*DESCRIPTION OF THE TASK*. Please copy the entries word for word, from the first line through the line containing "link-preview-caption[interactable]: CASEY: Local", including that line.

········

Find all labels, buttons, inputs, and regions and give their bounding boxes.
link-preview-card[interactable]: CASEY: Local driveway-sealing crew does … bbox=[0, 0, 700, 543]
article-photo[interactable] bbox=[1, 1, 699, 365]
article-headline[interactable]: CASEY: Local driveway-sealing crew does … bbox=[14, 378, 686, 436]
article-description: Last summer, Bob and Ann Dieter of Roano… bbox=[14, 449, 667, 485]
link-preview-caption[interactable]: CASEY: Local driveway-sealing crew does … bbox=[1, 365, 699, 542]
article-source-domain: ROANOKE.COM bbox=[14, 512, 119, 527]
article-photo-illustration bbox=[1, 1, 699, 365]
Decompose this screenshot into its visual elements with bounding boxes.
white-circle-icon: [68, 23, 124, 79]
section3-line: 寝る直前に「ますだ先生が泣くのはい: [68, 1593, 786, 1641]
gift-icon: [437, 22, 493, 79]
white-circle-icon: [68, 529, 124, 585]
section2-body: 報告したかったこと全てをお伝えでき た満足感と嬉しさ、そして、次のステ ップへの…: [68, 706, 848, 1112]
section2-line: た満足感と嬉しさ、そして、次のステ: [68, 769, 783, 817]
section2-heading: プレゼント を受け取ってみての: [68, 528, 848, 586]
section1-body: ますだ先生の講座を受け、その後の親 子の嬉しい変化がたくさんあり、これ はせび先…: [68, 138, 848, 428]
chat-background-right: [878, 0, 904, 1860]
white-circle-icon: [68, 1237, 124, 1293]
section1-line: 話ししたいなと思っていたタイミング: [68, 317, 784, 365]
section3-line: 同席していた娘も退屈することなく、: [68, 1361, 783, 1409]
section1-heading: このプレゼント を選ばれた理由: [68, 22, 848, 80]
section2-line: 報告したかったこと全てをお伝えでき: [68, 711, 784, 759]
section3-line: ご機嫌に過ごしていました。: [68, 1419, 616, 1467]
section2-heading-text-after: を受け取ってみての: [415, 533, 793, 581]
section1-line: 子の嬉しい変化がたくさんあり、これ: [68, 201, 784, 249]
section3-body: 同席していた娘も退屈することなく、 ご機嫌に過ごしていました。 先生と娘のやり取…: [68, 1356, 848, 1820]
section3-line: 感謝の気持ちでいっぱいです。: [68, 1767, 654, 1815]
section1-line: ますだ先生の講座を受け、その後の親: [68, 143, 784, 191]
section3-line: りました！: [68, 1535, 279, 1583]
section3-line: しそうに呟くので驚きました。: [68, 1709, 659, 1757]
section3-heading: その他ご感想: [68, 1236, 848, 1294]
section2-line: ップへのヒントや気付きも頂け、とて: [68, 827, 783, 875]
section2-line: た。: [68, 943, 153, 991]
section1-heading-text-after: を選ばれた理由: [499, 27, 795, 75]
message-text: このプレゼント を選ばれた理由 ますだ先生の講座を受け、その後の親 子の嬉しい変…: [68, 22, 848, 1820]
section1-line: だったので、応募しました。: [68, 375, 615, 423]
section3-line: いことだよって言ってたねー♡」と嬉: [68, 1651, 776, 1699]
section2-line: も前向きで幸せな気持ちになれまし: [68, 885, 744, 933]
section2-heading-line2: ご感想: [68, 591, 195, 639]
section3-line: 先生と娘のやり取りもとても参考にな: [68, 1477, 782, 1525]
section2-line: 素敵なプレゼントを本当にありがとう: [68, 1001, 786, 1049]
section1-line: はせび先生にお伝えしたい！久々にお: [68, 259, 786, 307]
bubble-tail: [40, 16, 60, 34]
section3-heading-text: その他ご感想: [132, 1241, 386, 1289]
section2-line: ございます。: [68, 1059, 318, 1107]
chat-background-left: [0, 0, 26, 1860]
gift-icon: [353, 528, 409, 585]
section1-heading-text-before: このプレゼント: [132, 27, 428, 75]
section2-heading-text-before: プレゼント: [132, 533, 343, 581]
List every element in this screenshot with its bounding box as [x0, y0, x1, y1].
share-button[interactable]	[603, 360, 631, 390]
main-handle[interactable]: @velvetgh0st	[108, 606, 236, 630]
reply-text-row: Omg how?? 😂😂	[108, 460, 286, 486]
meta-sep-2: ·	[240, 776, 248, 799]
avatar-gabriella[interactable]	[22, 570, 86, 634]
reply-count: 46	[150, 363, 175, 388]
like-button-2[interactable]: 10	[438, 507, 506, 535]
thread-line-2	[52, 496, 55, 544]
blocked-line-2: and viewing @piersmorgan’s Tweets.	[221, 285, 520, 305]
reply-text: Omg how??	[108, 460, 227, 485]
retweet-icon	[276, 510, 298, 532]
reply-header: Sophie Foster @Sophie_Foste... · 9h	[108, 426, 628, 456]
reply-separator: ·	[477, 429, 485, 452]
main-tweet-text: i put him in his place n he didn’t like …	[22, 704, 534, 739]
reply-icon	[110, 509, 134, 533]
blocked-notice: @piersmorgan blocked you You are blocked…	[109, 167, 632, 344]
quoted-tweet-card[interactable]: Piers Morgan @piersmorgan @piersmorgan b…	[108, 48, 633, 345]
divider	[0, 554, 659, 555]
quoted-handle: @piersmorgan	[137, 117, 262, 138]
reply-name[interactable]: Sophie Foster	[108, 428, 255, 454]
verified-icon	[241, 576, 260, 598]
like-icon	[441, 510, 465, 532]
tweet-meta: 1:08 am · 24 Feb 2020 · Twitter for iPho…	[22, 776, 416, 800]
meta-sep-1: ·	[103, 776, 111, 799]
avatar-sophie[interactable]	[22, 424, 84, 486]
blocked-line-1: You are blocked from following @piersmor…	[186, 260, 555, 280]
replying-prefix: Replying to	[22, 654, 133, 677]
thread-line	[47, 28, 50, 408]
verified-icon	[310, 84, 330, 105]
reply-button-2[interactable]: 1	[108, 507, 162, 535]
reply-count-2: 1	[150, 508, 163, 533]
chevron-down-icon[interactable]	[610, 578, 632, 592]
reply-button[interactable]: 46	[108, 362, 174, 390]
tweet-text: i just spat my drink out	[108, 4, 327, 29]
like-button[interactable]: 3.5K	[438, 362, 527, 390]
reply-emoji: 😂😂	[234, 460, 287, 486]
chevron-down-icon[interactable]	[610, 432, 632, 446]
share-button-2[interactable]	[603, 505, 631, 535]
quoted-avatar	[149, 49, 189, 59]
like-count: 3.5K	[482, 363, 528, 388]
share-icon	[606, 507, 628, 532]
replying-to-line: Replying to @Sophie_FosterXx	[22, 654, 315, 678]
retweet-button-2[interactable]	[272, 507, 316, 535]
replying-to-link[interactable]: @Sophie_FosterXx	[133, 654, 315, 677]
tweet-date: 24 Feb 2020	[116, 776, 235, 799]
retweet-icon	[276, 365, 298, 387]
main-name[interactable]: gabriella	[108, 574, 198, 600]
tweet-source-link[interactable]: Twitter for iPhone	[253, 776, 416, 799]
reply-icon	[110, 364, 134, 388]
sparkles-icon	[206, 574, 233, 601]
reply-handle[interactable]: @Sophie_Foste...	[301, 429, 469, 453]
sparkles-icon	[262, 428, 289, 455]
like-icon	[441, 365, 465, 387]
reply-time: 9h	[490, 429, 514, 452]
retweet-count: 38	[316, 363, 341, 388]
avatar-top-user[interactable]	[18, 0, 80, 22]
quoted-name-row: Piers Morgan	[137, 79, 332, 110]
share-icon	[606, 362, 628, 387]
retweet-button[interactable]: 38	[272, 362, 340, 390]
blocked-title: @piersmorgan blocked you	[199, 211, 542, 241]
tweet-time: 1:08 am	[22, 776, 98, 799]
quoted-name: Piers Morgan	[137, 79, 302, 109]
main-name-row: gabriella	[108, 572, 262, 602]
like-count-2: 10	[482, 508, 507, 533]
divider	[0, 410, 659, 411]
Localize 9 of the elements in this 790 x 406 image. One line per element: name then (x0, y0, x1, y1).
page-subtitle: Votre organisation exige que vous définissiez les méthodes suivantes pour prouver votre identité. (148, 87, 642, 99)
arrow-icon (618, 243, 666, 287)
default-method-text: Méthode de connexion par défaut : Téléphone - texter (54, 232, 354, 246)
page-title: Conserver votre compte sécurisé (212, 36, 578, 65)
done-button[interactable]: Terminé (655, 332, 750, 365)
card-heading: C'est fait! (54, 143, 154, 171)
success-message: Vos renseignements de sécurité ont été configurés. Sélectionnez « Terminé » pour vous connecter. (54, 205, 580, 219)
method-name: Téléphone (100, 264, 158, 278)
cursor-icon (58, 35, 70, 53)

········

*RESULT OF THIS TASK*.
Find all labels, buttons, inputs, and regions and give their bounding boxes.
link-preview-card[interactable]: CASEY: Local driveway-sealing crew does … bbox=[0, 0, 700, 543]
article-photo[interactable] bbox=[1, 1, 699, 365]
article-headline[interactable]: CASEY: Local driveway-sealing crew does … bbox=[14, 378, 686, 436]
article-description: Last summer, Bob and Ann Dieter of Roano… bbox=[14, 449, 667, 485]
link-preview-caption[interactable]: CASEY: Local driveway-sealing crew does … bbox=[1, 365, 699, 542]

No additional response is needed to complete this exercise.